**Exercise prompt**
Gather every line of the material below that contains the string "通讯中断", and copy each one.

**Records from a collection**
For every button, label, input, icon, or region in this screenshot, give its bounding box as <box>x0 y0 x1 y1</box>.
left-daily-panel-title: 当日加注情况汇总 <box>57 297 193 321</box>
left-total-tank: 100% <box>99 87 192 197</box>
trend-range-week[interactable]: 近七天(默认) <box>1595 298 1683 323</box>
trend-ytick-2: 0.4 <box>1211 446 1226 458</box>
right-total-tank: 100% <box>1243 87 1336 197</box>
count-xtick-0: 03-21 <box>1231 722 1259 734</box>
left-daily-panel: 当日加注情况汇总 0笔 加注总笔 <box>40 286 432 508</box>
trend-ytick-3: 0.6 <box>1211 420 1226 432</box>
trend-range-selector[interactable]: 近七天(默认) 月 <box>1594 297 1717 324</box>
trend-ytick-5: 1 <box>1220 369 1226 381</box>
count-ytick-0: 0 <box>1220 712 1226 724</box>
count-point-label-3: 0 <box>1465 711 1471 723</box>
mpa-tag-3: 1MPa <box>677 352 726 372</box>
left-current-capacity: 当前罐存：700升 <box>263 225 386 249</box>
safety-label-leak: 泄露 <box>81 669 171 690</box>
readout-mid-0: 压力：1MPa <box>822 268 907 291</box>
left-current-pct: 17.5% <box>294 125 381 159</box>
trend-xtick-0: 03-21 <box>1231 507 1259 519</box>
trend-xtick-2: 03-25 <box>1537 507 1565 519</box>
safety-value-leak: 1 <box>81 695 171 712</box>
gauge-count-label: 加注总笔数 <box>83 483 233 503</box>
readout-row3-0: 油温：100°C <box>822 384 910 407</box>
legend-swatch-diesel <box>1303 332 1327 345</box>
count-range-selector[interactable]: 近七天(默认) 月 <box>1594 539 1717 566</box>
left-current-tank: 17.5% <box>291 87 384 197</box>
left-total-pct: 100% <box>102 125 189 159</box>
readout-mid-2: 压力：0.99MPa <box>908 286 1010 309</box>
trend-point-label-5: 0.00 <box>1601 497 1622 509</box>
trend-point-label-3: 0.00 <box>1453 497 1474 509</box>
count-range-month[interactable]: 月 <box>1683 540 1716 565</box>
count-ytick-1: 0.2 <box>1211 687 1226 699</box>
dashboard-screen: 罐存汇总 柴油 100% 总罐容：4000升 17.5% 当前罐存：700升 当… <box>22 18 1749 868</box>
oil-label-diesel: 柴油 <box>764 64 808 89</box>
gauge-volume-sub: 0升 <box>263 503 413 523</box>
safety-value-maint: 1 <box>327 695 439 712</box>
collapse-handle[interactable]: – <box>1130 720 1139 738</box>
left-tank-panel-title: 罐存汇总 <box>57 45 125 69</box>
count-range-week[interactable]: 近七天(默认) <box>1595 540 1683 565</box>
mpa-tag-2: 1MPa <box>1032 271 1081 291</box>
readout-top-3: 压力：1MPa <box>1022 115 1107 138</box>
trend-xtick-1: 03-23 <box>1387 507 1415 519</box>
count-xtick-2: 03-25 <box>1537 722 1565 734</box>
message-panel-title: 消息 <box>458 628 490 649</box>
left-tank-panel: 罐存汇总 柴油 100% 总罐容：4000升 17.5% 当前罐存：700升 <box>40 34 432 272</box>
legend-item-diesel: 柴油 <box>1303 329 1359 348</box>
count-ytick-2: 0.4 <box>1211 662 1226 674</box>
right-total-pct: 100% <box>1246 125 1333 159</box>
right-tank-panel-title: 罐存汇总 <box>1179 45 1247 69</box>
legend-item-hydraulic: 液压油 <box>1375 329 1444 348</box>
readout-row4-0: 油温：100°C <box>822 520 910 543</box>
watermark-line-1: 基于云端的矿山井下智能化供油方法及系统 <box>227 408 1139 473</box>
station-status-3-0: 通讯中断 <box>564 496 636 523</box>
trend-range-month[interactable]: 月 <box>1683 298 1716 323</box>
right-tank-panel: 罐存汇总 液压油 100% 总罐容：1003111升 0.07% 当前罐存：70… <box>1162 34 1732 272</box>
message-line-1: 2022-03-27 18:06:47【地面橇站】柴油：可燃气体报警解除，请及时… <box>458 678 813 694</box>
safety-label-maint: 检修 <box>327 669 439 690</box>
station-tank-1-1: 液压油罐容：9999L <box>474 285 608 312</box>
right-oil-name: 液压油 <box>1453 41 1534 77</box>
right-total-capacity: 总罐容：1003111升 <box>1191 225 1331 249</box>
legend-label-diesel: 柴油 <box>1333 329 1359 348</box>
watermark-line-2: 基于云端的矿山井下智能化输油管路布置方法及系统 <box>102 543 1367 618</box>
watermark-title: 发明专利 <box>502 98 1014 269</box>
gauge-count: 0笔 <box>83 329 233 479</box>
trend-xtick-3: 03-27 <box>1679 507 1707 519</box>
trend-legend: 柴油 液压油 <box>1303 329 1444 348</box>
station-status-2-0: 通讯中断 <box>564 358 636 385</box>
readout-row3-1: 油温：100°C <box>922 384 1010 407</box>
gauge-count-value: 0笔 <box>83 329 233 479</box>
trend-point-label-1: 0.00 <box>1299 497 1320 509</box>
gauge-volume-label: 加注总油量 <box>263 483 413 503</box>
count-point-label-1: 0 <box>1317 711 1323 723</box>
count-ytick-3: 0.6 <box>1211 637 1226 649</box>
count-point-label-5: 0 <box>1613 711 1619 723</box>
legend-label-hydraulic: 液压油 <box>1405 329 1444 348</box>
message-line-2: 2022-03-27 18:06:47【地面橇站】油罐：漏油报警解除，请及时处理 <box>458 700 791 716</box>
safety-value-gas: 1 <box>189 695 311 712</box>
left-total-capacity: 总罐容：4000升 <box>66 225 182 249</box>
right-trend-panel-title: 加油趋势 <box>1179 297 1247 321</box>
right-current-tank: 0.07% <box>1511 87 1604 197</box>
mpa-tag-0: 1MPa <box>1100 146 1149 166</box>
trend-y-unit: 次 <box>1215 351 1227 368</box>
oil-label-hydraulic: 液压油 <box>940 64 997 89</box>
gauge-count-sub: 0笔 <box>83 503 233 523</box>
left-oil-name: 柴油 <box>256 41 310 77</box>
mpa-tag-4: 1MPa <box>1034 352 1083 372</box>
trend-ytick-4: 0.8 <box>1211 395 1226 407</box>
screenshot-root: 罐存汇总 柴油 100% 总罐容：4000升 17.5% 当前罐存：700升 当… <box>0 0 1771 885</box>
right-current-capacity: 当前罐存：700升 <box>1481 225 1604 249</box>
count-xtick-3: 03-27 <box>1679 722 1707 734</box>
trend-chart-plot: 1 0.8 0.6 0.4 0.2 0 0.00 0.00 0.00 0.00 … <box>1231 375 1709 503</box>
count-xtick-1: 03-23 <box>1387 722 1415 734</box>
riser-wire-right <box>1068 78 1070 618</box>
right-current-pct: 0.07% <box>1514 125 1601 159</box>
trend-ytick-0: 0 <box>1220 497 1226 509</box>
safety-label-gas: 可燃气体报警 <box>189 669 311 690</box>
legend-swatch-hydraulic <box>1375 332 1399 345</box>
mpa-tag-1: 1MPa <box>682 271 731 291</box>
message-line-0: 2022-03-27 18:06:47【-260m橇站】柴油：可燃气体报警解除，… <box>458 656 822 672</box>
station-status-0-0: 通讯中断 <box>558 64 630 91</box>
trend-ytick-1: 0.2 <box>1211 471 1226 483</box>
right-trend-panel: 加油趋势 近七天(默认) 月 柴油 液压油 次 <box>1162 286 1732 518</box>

**Exercise solution**
station-status-3-0: 通讯中断 <box>564 496 636 523</box>
station-status-2-0: 通讯中断 <box>564 358 636 385</box>
station-status-0-0: 通讯中断 <box>558 64 630 91</box>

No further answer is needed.